● Perintah Latihan:
1. Berdasarkan teks tentang perencanaan pajak, undang-undang apa yang menjadi dasar perhitungan penghasilan kena pajak di Indonesia?
2. Ketik ulang secara persis bagian teks tentang perencanaan pajak yang dimulai dari "Penundaan Pembayaran Kewajiban" dan berakhir pada "bulan penyerahan barang.".
━━━ Blok Teks
Menghindari Pelanggaran Terhadap Peraturan Perpajakan yang Berlaku
Dengan menguasai peraturan pajak yang berlaku, wajib pajak dapat menghindari timbulnya sanksi perpajakan yaitu :
·         Sanksi Administrasi, berupa bunga, denda atau kenaikan.
·         Sanksi Pidana, berupa pidana atau kurungan.

Penundaan Pembayaran Kewajiban Pajak
Menunda pembayaran kewajiban pajak tanpa melanggar peraturan yang berlaku dapat dilakukan melalui penundaan pembayaran PPN. Penundaan ini dilakukan dengan menunda penerbitan faktur pajak keluaran sampai dengan batas waktu yang diperkenankan, khususnya untuk penjualan kredit. Dalam hal ini penjual dapat menerbitkan faktur pajak pada akhir bulan berikutnya setelah bulan penyerahan barang.

Mengoptimalkan Kredit Pajak yang Diperkenankan
Wajib pajak seringkali kurang mendapat informasi mengenai pembayaran pajak yang dapat dikreditkan. Sebetulnya pembayaran tersebut merupakan pajak yang dibayar dimuka. Misalnya, kredit pajak untuk PPh Orang Pribadi terdiri dari PPh Pasal 21 atas imbalan sehubungan dengan pekerjaan, jasa, dan atau kegiatan serta PPh pasal 22 atas pembelian solar dan/atau impor dan fiskal luar negeri atas perjalanan dinas pegawai.
Dalam hal kredit pajak PPN (Pajak Masukan), Pengusaha Kena Pajak cukup menggunakan dokumen lain yang fungsinya sama dengan faktur pajak standar, seperti SPPB atau Surat Perintah Pengiriman Barang (delivery order) yang dikeluarkan oleh Bulog untuk penyaluran tepung terigu, PNBP (Paktur Nota Bon Penyerahan) yang diikeluarkan oleh pertamina untuk penyerahan BBM dan atau bukan BBM, serta tanda pembayaran atau kuintasi telepon.


BAB II
PERENCANAAN PAJAK DALAM PAJAK
PENGHASILAN

Efisiensi dalam Pajak Penghasilan Orang Pribadi
Strategi efesiensi PPh Orang Pribadi untuk wajib pajak yang memiliki kegiatan usaha akan lebih optimal apabila wajib pajak memahami timbulnya perhitungan penghasilan kena pajak. Penghasilan kena pajak merupakan laba yang dihitung berdasarkan peraturan perpajakan yang berlaku di Indonesia, yaitu UU No. 36 tahun 2008 dan peraturan pelaksanannnya. Karena terjadi perbedaan dalam perhitungan laba akuntansi dan laba kena pajak, wajib pajak dapat memilih perlakuan pajak yang tepat sehingga dapat menghasilkan efisiensi pajak yang besar. Berikut ini adalah beberapa cara tax planning untuk PPh Orang Pribadi.
━━━━━━
━━━ Data yang Disediakan
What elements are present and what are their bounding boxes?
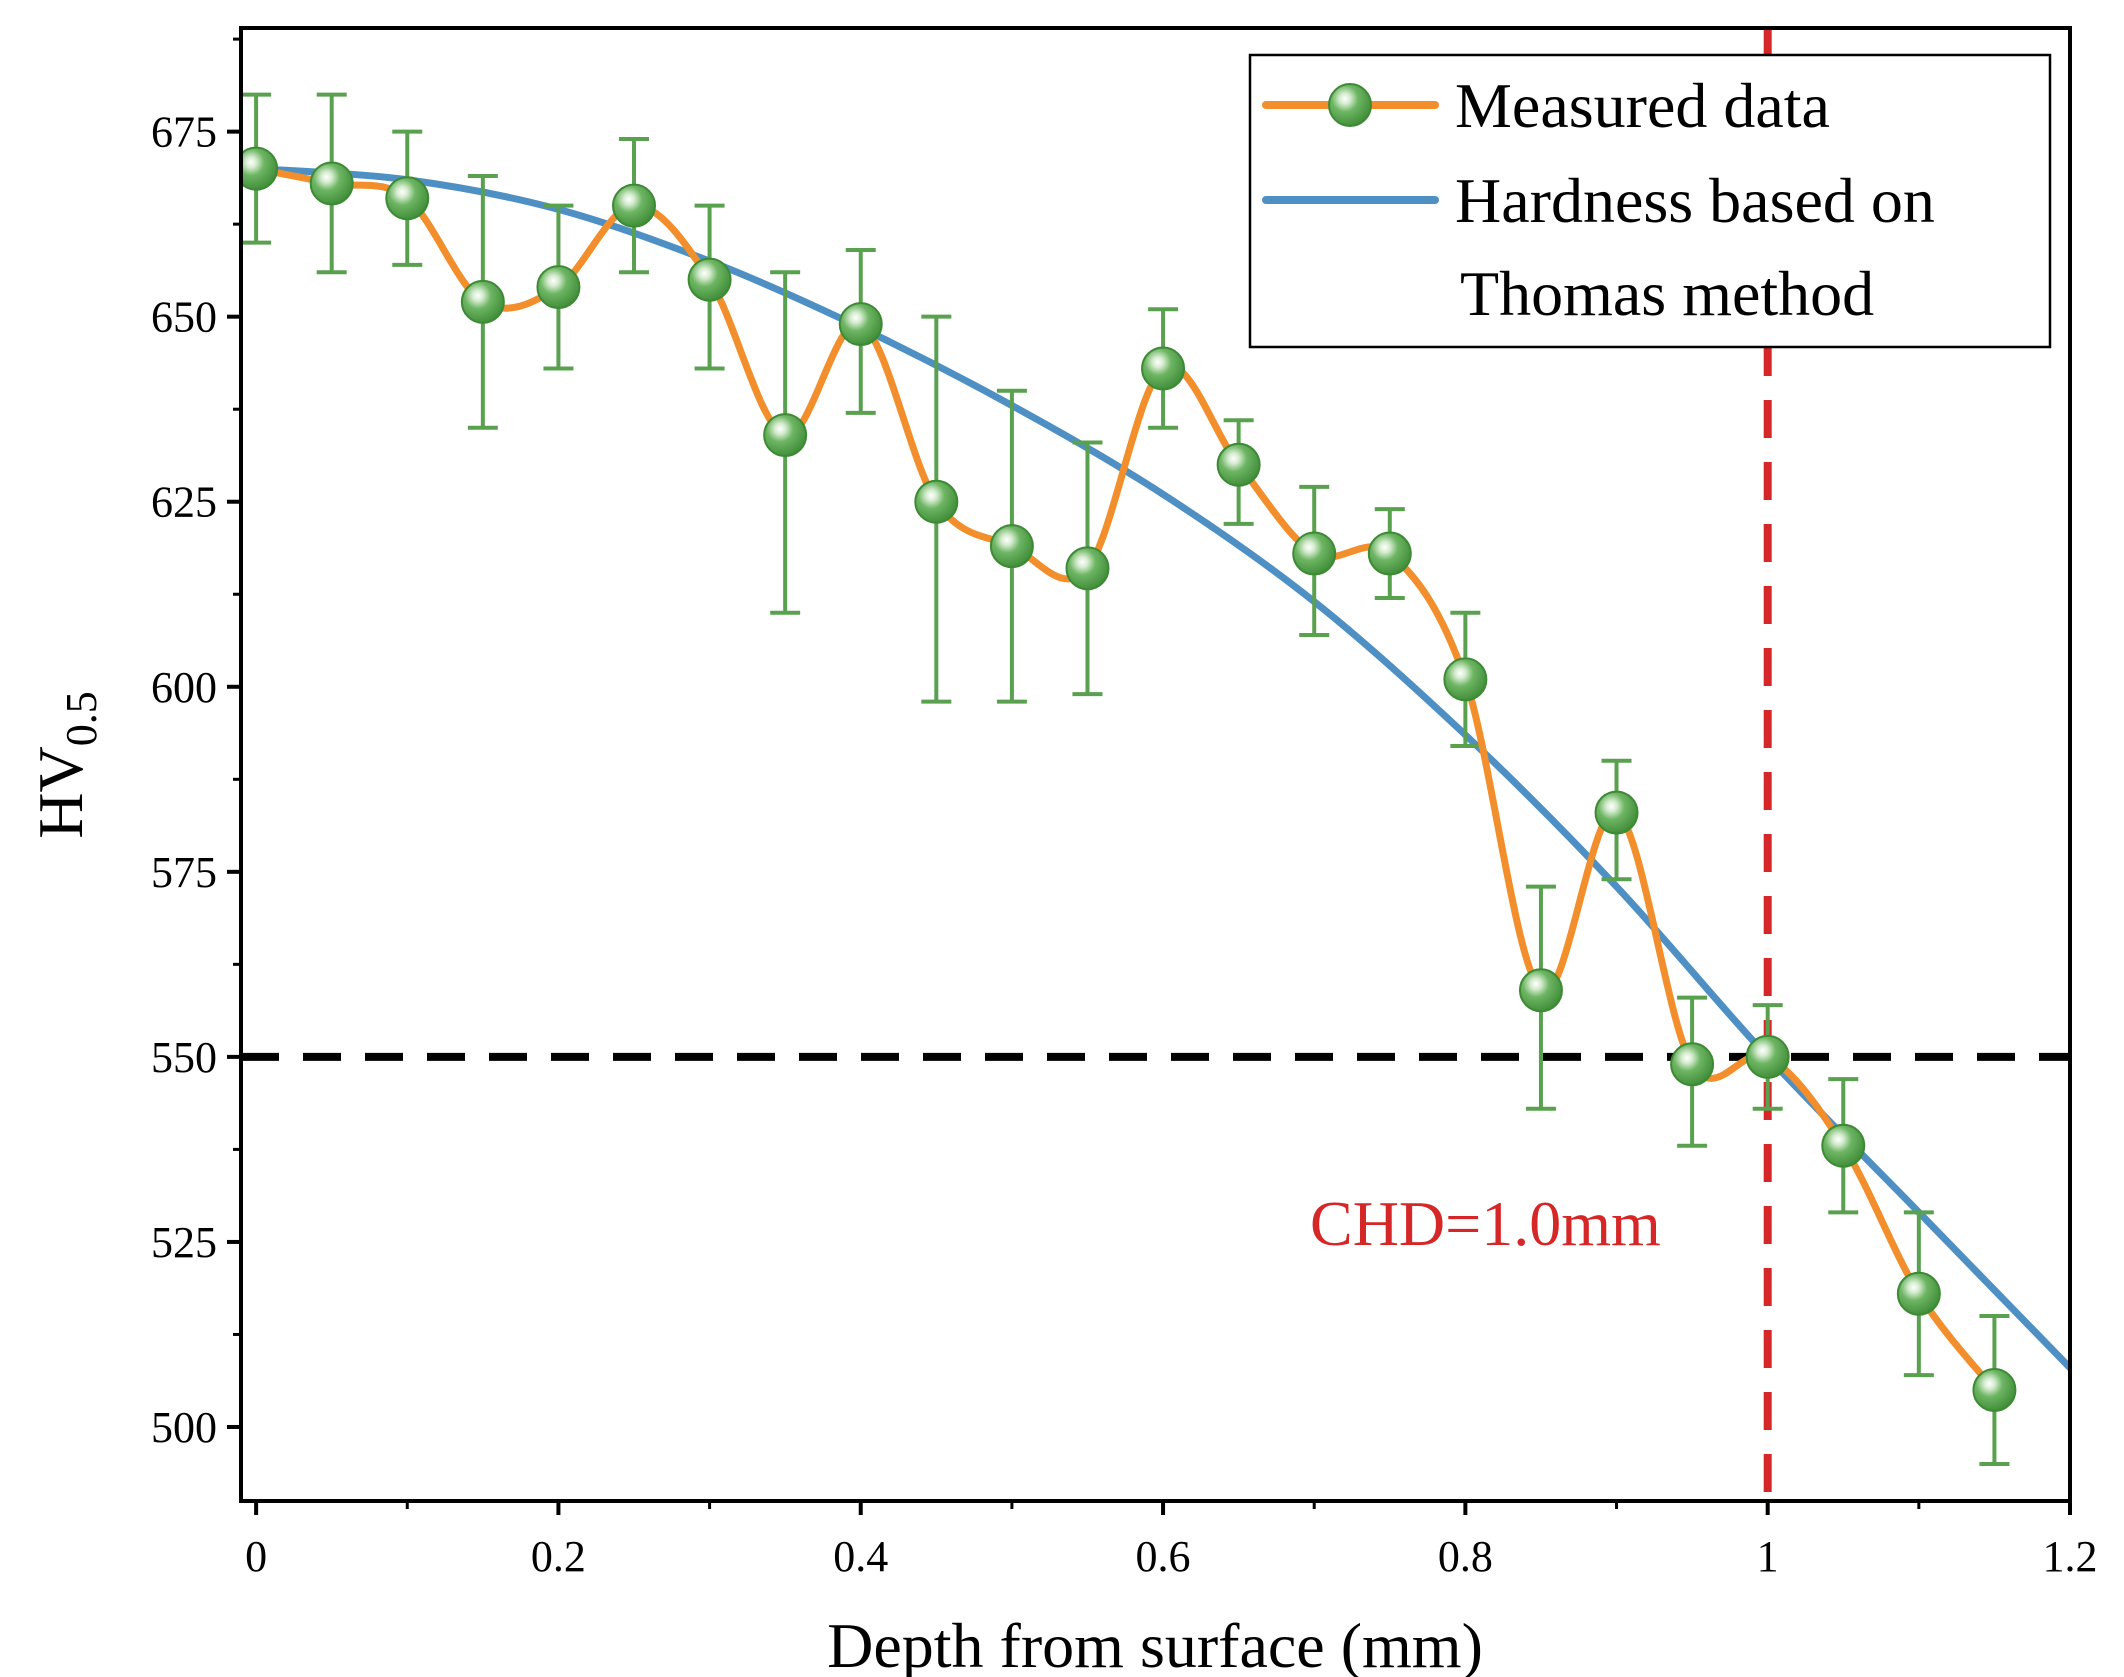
- y-axis-title-sub: 0.5: [57, 691, 106, 746]
- y-tick-label: 550: [151, 1033, 217, 1082]
- measured-series-line: [255, 165, 1998, 1393]
- data-point: [914, 479, 959, 524]
- data-point: [1972, 1367, 2017, 1412]
- data-point: [763, 413, 808, 458]
- y-axis-title: HV0.5: [25, 691, 106, 838]
- data-point: [1670, 1042, 1715, 1087]
- plot-frame: [239, 26, 2072, 1503]
- legend-measured-marker: [1328, 83, 1372, 127]
- data-point: [1745, 1034, 1790, 1079]
- x-tick-label: 0.4: [833, 1532, 888, 1581]
- y-tick-label: 525: [151, 1218, 217, 1267]
- x-tick-label: 0.8: [1438, 1532, 1493, 1581]
- data-point: [1594, 790, 1639, 835]
- y-tick-label: 500: [151, 1403, 217, 1452]
- data-point: [1141, 346, 1186, 391]
- legend-thomas-label-line2: Thomas method: [1460, 258, 1874, 329]
- y-tick-label: 600: [151, 663, 217, 712]
- data-point: [1896, 1271, 1941, 1316]
- measured-curve: [255, 165, 1998, 1393]
- legend-thomas-label-line1: Hardness based on: [1455, 165, 1935, 236]
- data-point: [536, 265, 581, 310]
- y-tick-label: 625: [151, 478, 217, 527]
- data-point: [687, 257, 732, 302]
- x-tick-label: 0.2: [531, 1532, 586, 1581]
- data-point: [309, 161, 354, 206]
- data-point: [1443, 657, 1488, 702]
- legend-measured-label: Measured data: [1455, 70, 1830, 141]
- x-axis-ticks: 0 0.2 0.4 0.6 0.8 1 1.2: [245, 1501, 2098, 1581]
- y-axis-title-main: HV: [25, 746, 96, 838]
- data-point: [1367, 531, 1412, 576]
- legend: Measured data Hardness based on Thomas m…: [1248, 53, 2052, 349]
- data-point: [1065, 546, 1110, 591]
- data-point: [1518, 968, 1563, 1013]
- data-point: [838, 302, 883, 347]
- x-tick-label: 1: [1757, 1532, 1779, 1581]
- data-point: [460, 279, 505, 324]
- data-point: [241, 146, 279, 191]
- data-point: [1216, 442, 1261, 487]
- y-tick-label: 675: [151, 108, 217, 157]
- data-point: [385, 176, 430, 221]
- measured-markers: [241, 146, 2017, 1412]
- y-axis-ticks: 500 525 550 575 600 625 650 675: [151, 37, 241, 1452]
- x-axis-title: Depth from surface (mm): [827, 1610, 1483, 1677]
- plot-area: [241, 28, 2070, 1501]
- chd-annotation: CHD=1.0mm: [1310, 1188, 1661, 1259]
- x-tick-label: 0.6: [1136, 1532, 1191, 1581]
- data-point: [1292, 531, 1337, 576]
- data-point: [1821, 1123, 1866, 1168]
- data-point: [989, 524, 1034, 569]
- x-tick-label: 0: [245, 1532, 267, 1581]
- y-tick-label: 575: [151, 848, 217, 897]
- x-tick-label: 1.2: [2043, 1532, 2098, 1581]
- data-point: [612, 183, 657, 228]
- y-tick-label: 650: [151, 293, 217, 342]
━━━━━━
● Jawaban Setiap Tugas:
1. UU No. 36 tahun 2008.

2.
Penundaan Pembayaran Kewajiban Pajak
Menunda pembayaran kewajiban pajak tanpa melanggar peraturan yang berlaku dapat dilakukan melalui penundaan pembayaran PPN. Penundaan ini dilakukan dengan menunda penerbitan faktur pajak keluaran sampai dengan batas waktu yang diperkenankan, khususnya untuk penjualan kredit. Dalam hal ini penjual dapat menerbitkan faktur pajak pada akhir bulan berikutnya setelah bulan penyerahan barang.